*AIM*:
Output each line exactly as it appears, skipping any embedded picture.

*TASK INPUTS*:
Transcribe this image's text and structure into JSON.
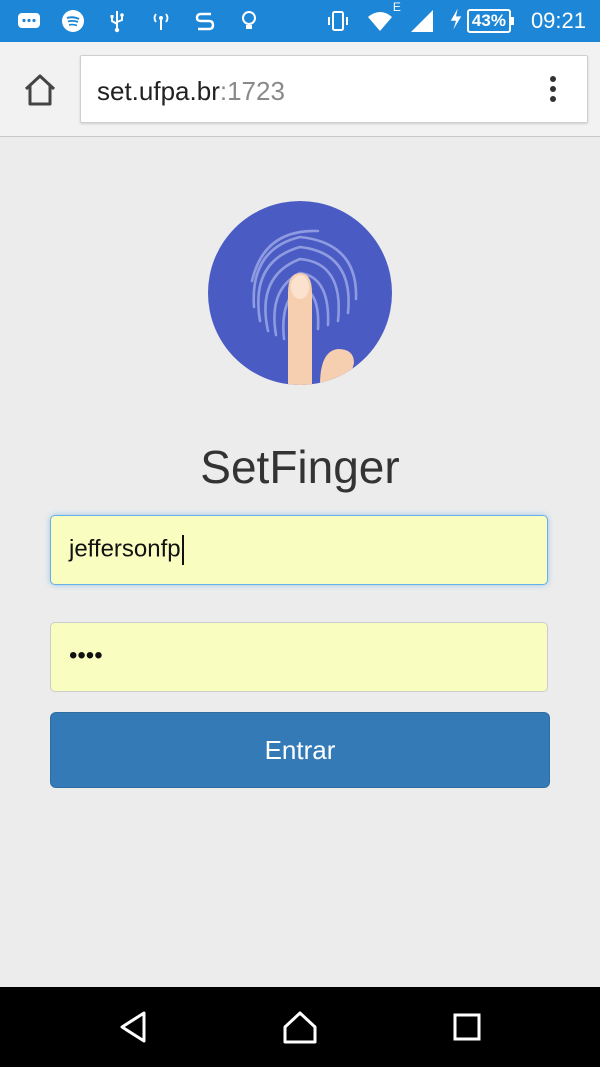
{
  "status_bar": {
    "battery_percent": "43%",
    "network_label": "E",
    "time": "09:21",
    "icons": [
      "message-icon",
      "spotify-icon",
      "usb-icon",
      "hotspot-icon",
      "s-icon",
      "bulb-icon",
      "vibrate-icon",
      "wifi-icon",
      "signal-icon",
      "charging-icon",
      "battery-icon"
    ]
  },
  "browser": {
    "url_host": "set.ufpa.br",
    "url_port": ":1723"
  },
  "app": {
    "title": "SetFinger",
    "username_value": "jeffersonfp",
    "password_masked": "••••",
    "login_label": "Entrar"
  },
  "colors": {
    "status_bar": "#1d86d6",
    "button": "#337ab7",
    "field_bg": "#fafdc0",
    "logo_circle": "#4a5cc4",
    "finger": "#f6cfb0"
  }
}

*FINISHED ANSWER*:
Transcribe this image's text and structure into JSON.
{
  "status_bar": {
    "battery_percent": "43%",
    "network_label": "E",
    "time": "09:21",
    "icons": [
      "message-icon",
      "spotify-icon",
      "usb-icon",
      "hotspot-icon",
      "s-icon",
      "bulb-icon",
      "vibrate-icon",
      "wifi-icon",
      "signal-icon",
      "charging-icon",
      "battery-icon"
    ]
  },
  "browser": {
    "url_host": "set.ufpa.br",
    "url_port": ":1723"
  },
  "app": {
    "title": "SetFinger",
    "username_value": "jeffersonfp",
    "password_masked": "••••",
    "login_label": "Entrar"
  },
  "colors": {
    "status_bar": "#1d86d6",
    "button": "#337ab7",
    "field_bg": "#fafdc0",
    "logo_circle": "#4a5cc4",
    "finger": "#f6cfb0"
  }
}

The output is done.